### Your task
Leave out the pictures and copy everything else below exactly.

* * * * * * * * *

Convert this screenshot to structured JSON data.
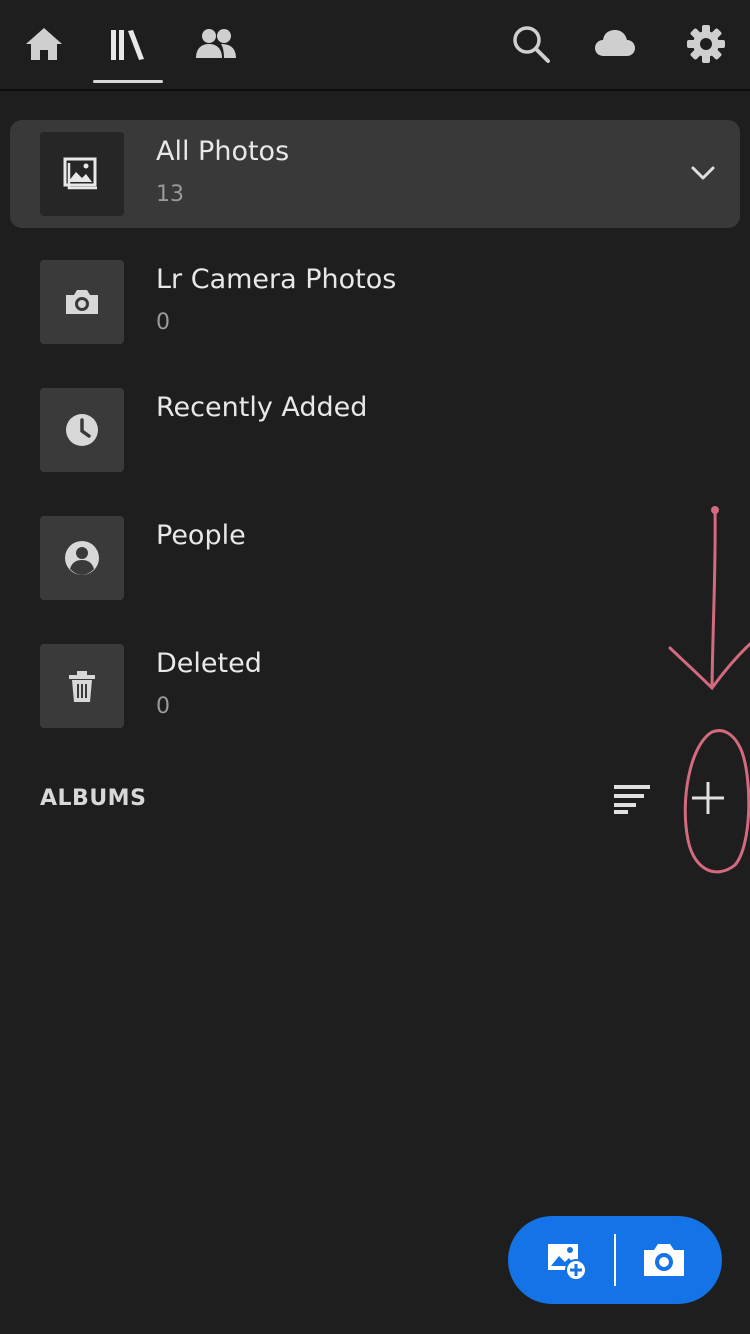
{
  "topbar": {
    "icons": [
      "home-icon",
      "library-icon",
      "people-icon",
      "search-icon",
      "cloud-icon",
      "gear-icon"
    ]
  },
  "sources": [
    {
      "title": "All Photos",
      "count": "13",
      "icon": "photos-icon",
      "selected": true
    },
    {
      "title": "Lr Camera Photos",
      "count": "0",
      "icon": "camera-icon"
    },
    {
      "title": "Recently Added",
      "count": "",
      "icon": "clock-icon"
    },
    {
      "title": "People",
      "count": "",
      "icon": "person-icon"
    },
    {
      "title": "Deleted",
      "count": "0",
      "icon": "trash-icon"
    }
  ],
  "albums": {
    "header": "ALBUMS"
  },
  "colors": {
    "background": "#1e1e1e",
    "selected_row": "#393939",
    "accent": "#1473e6",
    "annotation": "#d46a7e"
  }
}
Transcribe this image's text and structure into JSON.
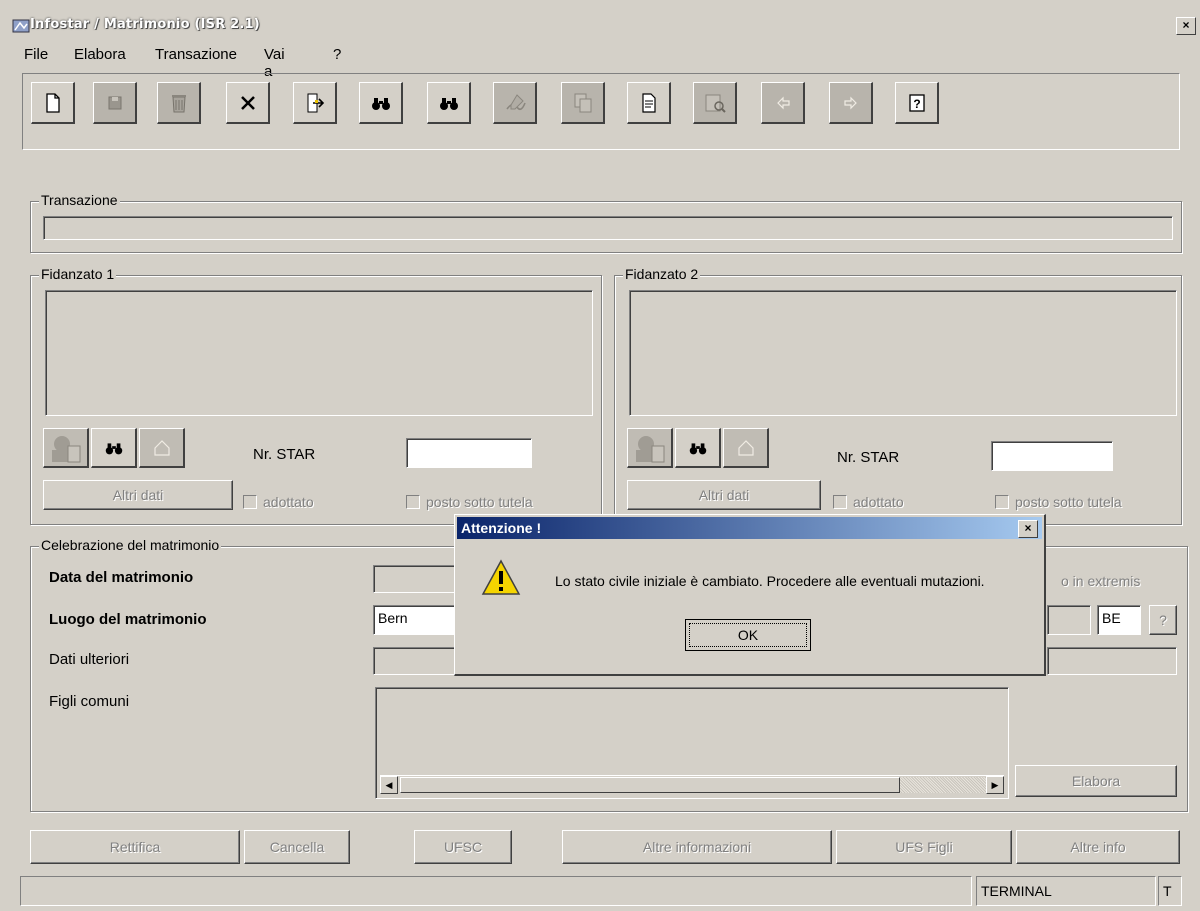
{
  "window": {
    "title": "Infostar / Matrimonio (ISR 2.1)",
    "close_glyph": "×"
  },
  "menu": [
    "File",
    "Elabora",
    "Transazione",
    "Vai a",
    "?"
  ],
  "toolbar": {
    "buttons": [
      {
        "icon": "new-document-icon",
        "enabled": true
      },
      {
        "icon": "save-icon",
        "enabled": false
      },
      {
        "icon": "trash-icon",
        "enabled": false
      },
      {
        "icon": "close-icon",
        "enabled": true
      },
      {
        "icon": "exit-door-icon",
        "enabled": true
      },
      {
        "icon": "binoculars-icon",
        "enabled": true
      },
      {
        "icon": "binoculars-icon",
        "enabled": true
      },
      {
        "icon": "sign-icon",
        "enabled": false
      },
      {
        "icon": "copy-icon",
        "enabled": false
      },
      {
        "icon": "document-icon",
        "enabled": true
      },
      {
        "icon": "preview-icon",
        "enabled": false
      },
      {
        "icon": "arrow-left-icon",
        "enabled": false
      },
      {
        "icon": "arrow-right-icon",
        "enabled": false
      },
      {
        "icon": "help-icon",
        "enabled": true
      }
    ]
  },
  "transazione": {
    "label": "Transazione",
    "value": ""
  },
  "fidanzato1": {
    "label": "Fidanzato 1",
    "nr_star_label": "Nr. STAR",
    "nr_star_value": "",
    "altri_dati": "Altri dati",
    "adottato": "adottato",
    "tutela": "posto sotto tutela"
  },
  "fidanzato2": {
    "label": "Fidanzato 2",
    "nr_star_label": "Nr. STAR",
    "nr_star_value": "",
    "altri_dati": "Altri dati",
    "adottato": "adottato",
    "tutela": "posto sotto tutela"
  },
  "celebrazione": {
    "label": "Celebrazione del matrimonio",
    "data_label": "Data del matrimonio",
    "data_value": "",
    "luogo_label": "Luogo del matrimonio",
    "luogo_value": "Bern",
    "cantone_value": "BE",
    "cantone_help": "?",
    "extremis_fragment": "o in extremis",
    "dati_ulteriori_label": "Dati ulteriori",
    "figli_label": "Figli comuni",
    "elabora_button": "Elabora"
  },
  "bottom_buttons": [
    "Rettifica",
    "Cancella",
    "UFSC",
    "Altre informazioni",
    "UFS Figli",
    "Altre info"
  ],
  "statusbar": {
    "main": "",
    "terminal": "TERMINAL",
    "flag": "T"
  },
  "dialog": {
    "title": "Attenzione !",
    "message": "Lo stato civile iniziale è cambiato. Procedere alle eventuali mutazioni.",
    "ok": "OK",
    "close_glyph": "×",
    "icon": "warning-icon"
  },
  "colors": {
    "face": "#d4d0c8",
    "dialog_title_start": "#0a246a",
    "dialog_title_end": "#a6caf0",
    "warning": "#f5d400"
  }
}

* * * * * * * * *

### Output for this task
Convert this screenshot to structured JSON data.
{
  "topbar": {
    "icons": [
      "home-icon",
      "library-icon",
      "people-icon",
      "search-icon",
      "cloud-icon",
      "gear-icon"
    ]
  },
  "sources": [
    {
      "title": "All Photos",
      "count": "13",
      "icon": "photos-icon",
      "selected": true
    },
    {
      "title": "Lr Camera Photos",
      "count": "0",
      "icon": "camera-icon"
    },
    {
      "title": "Recently Added",
      "count": "",
      "icon": "clock-icon"
    },
    {
      "title": "People",
      "count": "",
      "icon": "person-icon"
    },
    {
      "title": "Deleted",
      "count": "0",
      "icon": "trash-icon"
    }
  ],
  "albums": {
    "header": "ALBUMS"
  },
  "colors": {
    "background": "#1e1e1e",
    "selected_row": "#393939",
    "accent": "#1473e6",
    "annotation": "#d46a7e"
  }
}
Transcribe this image's text and structure into JSON.
{
  "window": {
    "title": "Infostar / Matrimonio (ISR 2.1)",
    "close_glyph": "×"
  },
  "menu": [
    "File",
    "Elabora",
    "Transazione",
    "Vai a",
    "?"
  ],
  "toolbar": {
    "buttons": [
      {
        "icon": "new-document-icon",
        "enabled": true
      },
      {
        "icon": "save-icon",
        "enabled": false
      },
      {
        "icon": "trash-icon",
        "enabled": false
      },
      {
        "icon": "close-icon",
        "enabled": true
      },
      {
        "icon": "exit-door-icon",
        "enabled": true
      },
      {
        "icon": "binoculars-icon",
        "enabled": true
      },
      {
        "icon": "binoculars-icon",
        "enabled": true
      },
      {
        "icon": "sign-icon",
        "enabled": false
      },
      {
        "icon": "copy-icon",
        "enabled": false
      },
      {
        "icon": "document-icon",
        "enabled": true
      },
      {
        "icon": "preview-icon",
        "enabled": false
      },
      {
        "icon": "arrow-left-icon",
        "enabled": false
      },
      {
        "icon": "arrow-right-icon",
        "enabled": false
      },
      {
        "icon": "help-icon",
        "enabled": true
      }
    ]
  },
  "transazione": {
    "label": "Transazione",
    "value": ""
  },
  "fidanzato1": {
    "label": "Fidanzato 1",
    "nr_star_label": "Nr. STAR",
    "nr_star_value": "",
    "altri_dati": "Altri dati",
    "adottato": "adottato",
    "tutela": "posto sotto tutela"
  },
  "fidanzato2": {
    "label": "Fidanzato 2",
    "nr_star_label": "Nr. STAR",
    "nr_star_value": "",
    "altri_dati": "Altri dati",
    "adottato": "adottato",
    "tutela": "posto sotto tutela"
  },
  "celebrazione": {
    "label": "Celebrazione del matrimonio",
    "data_label": "Data del matrimonio",
    "data_value": "",
    "luogo_label": "Luogo del matrimonio",
    "luogo_value": "Bern",
    "cantone_value": "BE",
    "cantone_help": "?",
    "extremis_fragment": "o in extremis",
    "dati_ulteriori_label": "Dati ulteriori",
    "figli_label": "Figli comuni",
    "elabora_button": "Elabora"
  },
  "bottom_buttons": [
    "Rettifica",
    "Cancella",
    "UFSC",
    "Altre informazioni",
    "UFS Figli",
    "Altre info"
  ],
  "statusbar": {
    "main": "",
    "terminal": "TERMINAL",
    "flag": "T"
  },
  "dialog": {
    "title": "Attenzione !",
    "message": "Lo stato civile iniziale è cambiato. Procedere alle eventuali mutazioni.",
    "ok": "OK",
    "close_glyph": "×",
    "icon": "warning-icon"
  },
  "colors": {
    "face": "#d4d0c8",
    "dialog_title_start": "#0a246a",
    "dialog_title_end": "#a6caf0",
    "warning": "#f5d400"
  }
}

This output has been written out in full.